▸ **AIM**
Copy the entries word for word, from their first line through the line that contains "surah-ahqaf-paragraph [78, 288, 810, 558]", with both of those lines included.

▸ **DATASET EXTRACT**
_ _ _ _
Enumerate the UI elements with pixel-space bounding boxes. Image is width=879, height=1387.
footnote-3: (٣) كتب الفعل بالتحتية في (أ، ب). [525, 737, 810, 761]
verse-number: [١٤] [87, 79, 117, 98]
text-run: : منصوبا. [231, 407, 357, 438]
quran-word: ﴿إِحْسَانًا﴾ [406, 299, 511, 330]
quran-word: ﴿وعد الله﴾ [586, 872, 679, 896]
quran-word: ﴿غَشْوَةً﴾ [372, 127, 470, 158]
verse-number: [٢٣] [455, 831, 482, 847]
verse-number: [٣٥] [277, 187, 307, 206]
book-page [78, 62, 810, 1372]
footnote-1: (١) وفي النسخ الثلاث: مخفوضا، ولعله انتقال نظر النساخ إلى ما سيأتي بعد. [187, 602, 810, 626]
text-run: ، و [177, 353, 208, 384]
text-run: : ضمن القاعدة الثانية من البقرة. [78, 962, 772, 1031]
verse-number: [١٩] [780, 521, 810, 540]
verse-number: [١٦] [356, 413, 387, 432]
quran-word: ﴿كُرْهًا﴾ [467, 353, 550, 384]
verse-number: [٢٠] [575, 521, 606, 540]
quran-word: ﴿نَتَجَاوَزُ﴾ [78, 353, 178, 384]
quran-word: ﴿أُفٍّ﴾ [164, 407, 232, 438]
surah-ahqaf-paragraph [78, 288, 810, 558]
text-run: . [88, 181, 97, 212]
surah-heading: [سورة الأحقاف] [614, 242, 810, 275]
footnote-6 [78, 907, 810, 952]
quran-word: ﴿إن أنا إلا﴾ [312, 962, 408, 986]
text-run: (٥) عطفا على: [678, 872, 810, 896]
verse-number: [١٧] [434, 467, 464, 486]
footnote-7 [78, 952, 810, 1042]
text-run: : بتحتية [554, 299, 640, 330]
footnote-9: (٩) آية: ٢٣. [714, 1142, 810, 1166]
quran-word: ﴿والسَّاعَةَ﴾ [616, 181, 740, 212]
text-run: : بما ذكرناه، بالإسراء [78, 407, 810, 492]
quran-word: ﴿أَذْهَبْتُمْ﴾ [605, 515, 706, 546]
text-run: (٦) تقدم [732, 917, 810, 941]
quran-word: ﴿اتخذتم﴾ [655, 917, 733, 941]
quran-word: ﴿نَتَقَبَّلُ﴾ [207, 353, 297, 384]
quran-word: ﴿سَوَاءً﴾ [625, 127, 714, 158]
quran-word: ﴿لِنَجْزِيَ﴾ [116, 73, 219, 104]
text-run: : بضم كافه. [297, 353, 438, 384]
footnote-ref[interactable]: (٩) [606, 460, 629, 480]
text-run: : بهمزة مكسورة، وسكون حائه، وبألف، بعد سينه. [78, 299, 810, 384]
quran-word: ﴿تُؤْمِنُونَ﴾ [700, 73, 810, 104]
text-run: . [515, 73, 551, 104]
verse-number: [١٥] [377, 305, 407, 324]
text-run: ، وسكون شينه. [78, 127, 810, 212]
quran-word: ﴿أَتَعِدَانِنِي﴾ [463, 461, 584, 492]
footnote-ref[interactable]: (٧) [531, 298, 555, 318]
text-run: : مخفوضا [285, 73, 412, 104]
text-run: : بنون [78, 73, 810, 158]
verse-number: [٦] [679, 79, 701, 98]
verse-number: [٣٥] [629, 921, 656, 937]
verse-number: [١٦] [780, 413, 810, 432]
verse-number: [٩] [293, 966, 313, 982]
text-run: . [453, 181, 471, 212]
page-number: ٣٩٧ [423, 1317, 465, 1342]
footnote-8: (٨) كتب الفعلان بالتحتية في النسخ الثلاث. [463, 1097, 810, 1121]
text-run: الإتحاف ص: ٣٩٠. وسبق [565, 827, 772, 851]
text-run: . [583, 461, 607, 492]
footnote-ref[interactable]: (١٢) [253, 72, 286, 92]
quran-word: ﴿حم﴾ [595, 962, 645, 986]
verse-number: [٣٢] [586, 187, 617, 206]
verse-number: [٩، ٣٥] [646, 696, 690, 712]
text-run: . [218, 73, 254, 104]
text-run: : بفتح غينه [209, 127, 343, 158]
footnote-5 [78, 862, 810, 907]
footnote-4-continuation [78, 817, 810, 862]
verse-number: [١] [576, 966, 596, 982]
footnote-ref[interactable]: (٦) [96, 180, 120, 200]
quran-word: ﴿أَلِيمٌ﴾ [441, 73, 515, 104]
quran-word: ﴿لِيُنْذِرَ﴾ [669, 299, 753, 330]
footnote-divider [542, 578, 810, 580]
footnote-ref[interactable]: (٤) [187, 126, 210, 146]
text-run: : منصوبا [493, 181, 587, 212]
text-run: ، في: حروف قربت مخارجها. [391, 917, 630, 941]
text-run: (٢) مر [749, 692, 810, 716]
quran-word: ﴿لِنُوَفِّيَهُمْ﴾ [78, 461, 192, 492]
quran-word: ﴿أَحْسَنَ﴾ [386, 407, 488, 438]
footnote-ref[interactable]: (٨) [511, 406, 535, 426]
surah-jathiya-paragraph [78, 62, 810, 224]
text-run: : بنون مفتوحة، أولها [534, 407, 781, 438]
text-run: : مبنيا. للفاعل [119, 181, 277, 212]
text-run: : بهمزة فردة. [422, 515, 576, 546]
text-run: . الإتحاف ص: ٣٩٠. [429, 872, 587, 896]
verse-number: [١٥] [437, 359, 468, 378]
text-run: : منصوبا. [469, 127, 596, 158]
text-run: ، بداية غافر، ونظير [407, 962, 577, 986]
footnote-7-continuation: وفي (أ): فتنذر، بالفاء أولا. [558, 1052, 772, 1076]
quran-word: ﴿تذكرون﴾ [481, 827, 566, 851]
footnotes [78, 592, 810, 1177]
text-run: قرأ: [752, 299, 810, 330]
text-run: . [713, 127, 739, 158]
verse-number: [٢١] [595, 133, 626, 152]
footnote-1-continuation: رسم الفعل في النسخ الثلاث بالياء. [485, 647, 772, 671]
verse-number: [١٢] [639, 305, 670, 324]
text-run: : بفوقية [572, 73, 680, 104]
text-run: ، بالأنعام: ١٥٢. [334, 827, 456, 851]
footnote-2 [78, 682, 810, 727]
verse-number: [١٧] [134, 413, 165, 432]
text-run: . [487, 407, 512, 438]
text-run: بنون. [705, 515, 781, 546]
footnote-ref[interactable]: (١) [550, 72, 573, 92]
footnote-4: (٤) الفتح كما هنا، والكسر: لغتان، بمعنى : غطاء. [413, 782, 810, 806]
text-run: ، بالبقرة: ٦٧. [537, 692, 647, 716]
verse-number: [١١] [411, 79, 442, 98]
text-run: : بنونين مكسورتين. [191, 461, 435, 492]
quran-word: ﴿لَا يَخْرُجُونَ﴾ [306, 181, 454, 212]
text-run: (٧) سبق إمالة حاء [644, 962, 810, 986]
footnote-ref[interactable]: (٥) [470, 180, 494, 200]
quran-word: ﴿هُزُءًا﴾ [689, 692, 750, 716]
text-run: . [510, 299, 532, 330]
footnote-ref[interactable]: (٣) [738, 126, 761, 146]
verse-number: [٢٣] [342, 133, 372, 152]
_ _ _ _
▸ **FINISHED EXERCISE**
Enumerate the UI elements with pixel-space bounding boxes. Image is width=879, height=1387.
footnote-3: (٣) كتب الفعل بالتحتية في (أ، ب). [525, 737, 810, 761]
verse-number: [١٤] [87, 79, 117, 98]
text-run: : منصوبا. [231, 407, 357, 438]
quran-word: ﴿إِحْسَانًا﴾ [406, 299, 511, 330]
quran-word: ﴿وعد الله﴾ [586, 872, 679, 896]
quran-word: ﴿غَشْوَةً﴾ [372, 127, 470, 158]
verse-number: [٢٣] [455, 831, 482, 847]
verse-number: [٣٥] [277, 187, 307, 206]
book-page [78, 62, 810, 1372]
footnote-1: (١) وفي النسخ الثلاث: مخفوضا، ولعله انتقال نظر النساخ إلى ما سيأتي بعد. [187, 602, 810, 626]
text-run: ، و [177, 353, 208, 384]
text-run: : ضمن القاعدة الثانية من البقرة. [78, 962, 772, 1031]
verse-number: [١٩] [780, 521, 810, 540]
verse-number: [١٦] [356, 413, 387, 432]
quran-word: ﴿كُرْهًا﴾ [467, 353, 550, 384]
verse-number: [٢٠] [575, 521, 606, 540]
quran-word: ﴿نَتَجَاوَزُ﴾ [78, 353, 178, 384]
quran-word: ﴿أُفٍّ﴾ [164, 407, 232, 438]
surah-ahqaf-paragraph [78, 288, 810, 558]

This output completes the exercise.